Exercise brief —
Collect from the data below each line with "Save".

╭─ Source records

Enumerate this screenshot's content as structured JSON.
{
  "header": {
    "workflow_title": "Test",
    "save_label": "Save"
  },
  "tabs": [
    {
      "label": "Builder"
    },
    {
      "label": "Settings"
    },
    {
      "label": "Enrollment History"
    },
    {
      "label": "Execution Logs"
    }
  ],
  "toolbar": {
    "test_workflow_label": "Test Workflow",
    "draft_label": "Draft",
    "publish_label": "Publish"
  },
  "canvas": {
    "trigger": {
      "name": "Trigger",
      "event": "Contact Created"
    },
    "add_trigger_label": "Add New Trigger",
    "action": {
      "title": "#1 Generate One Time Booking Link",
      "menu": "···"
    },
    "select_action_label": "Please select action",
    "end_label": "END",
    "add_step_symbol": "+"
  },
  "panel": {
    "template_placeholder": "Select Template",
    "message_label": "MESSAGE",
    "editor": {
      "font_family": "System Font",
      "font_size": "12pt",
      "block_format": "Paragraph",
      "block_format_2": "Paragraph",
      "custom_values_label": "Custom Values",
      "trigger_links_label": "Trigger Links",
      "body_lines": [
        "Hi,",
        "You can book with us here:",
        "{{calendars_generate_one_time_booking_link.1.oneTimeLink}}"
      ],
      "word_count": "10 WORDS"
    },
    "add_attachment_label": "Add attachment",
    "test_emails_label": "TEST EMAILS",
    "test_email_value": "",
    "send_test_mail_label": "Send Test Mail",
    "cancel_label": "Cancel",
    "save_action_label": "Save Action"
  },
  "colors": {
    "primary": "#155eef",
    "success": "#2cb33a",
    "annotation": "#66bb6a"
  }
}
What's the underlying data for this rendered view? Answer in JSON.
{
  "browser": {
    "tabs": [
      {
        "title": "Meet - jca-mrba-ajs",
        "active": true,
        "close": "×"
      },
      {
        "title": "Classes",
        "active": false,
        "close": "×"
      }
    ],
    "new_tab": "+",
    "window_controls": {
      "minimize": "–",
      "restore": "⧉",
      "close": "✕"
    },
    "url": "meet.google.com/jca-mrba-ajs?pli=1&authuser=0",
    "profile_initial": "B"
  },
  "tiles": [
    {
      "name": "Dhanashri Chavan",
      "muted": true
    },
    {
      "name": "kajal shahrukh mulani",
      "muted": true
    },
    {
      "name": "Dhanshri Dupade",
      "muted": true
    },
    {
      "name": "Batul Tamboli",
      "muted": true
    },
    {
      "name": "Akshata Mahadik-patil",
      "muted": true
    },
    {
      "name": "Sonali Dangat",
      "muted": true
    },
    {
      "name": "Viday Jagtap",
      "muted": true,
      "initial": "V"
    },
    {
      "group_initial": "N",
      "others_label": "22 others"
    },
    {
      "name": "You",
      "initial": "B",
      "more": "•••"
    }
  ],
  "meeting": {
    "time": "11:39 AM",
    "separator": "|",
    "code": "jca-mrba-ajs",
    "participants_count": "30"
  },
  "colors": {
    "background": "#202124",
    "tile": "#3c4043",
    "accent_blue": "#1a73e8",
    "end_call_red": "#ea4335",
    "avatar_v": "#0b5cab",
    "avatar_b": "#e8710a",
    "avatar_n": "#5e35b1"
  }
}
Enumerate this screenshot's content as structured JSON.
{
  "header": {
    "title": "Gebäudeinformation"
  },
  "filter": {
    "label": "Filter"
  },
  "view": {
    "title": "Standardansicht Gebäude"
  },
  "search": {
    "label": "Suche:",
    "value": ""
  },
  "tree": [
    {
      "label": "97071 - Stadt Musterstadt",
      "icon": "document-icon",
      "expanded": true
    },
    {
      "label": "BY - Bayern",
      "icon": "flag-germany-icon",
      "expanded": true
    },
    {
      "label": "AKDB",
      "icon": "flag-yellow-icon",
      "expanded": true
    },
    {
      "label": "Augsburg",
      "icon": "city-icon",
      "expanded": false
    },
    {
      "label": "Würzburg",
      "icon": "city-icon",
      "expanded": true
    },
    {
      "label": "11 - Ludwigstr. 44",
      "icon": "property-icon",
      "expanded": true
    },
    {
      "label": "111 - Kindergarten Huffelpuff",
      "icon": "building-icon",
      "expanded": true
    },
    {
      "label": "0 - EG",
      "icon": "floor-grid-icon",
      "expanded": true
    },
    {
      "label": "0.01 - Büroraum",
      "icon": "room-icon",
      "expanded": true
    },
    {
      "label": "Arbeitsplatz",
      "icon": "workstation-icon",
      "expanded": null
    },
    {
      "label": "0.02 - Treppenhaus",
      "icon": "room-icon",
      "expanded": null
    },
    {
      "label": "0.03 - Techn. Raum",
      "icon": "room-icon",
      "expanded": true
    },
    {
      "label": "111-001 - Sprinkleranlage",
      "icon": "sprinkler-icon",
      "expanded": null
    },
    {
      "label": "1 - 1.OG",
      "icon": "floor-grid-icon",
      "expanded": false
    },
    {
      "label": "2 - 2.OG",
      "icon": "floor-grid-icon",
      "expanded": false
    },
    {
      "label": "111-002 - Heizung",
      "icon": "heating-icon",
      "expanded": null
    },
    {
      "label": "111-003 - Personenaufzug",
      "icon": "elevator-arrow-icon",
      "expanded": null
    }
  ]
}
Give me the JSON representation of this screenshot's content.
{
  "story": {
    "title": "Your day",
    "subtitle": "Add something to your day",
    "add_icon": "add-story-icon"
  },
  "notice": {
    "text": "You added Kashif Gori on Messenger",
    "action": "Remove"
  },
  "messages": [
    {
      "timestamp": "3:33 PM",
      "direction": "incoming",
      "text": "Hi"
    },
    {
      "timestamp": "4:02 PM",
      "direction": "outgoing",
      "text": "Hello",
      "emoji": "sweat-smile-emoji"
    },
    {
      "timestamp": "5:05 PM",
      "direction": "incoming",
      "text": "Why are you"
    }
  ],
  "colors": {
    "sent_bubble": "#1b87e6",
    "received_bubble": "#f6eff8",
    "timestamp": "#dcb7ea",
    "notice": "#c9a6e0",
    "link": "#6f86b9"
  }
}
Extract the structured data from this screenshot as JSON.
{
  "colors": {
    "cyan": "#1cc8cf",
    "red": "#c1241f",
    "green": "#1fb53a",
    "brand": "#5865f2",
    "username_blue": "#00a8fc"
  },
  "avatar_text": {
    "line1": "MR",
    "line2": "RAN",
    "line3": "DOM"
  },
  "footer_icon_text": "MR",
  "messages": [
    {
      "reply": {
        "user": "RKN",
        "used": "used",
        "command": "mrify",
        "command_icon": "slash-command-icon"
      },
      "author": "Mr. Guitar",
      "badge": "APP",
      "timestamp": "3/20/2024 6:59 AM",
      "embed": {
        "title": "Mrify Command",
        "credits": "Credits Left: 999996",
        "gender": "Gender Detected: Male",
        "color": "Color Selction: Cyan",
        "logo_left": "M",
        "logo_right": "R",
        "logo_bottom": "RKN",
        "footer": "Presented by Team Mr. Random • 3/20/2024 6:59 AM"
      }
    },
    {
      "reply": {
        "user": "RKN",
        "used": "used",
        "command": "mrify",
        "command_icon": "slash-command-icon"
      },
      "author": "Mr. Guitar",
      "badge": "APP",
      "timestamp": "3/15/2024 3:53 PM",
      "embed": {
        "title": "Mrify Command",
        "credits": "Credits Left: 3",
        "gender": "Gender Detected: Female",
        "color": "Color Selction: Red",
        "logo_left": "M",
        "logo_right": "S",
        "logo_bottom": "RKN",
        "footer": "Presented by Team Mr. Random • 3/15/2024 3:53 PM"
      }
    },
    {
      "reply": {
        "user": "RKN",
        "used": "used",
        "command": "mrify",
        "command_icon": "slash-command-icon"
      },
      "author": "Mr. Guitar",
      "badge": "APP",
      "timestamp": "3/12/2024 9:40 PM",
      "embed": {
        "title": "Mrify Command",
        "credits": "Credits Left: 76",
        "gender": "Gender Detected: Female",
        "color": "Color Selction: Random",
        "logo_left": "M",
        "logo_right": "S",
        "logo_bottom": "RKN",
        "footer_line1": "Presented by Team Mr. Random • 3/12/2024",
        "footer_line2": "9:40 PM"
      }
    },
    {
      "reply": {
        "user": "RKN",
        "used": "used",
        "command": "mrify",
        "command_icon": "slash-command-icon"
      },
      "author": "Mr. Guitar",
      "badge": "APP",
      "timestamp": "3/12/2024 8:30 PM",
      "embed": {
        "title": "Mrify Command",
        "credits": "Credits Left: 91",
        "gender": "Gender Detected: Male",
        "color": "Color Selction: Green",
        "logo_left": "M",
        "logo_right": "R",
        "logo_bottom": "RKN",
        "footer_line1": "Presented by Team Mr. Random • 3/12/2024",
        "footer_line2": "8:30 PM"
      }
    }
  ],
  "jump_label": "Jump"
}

╰─

Result of the exercise —
    "save_label": "Save"
    "save_action_label": "Save Action"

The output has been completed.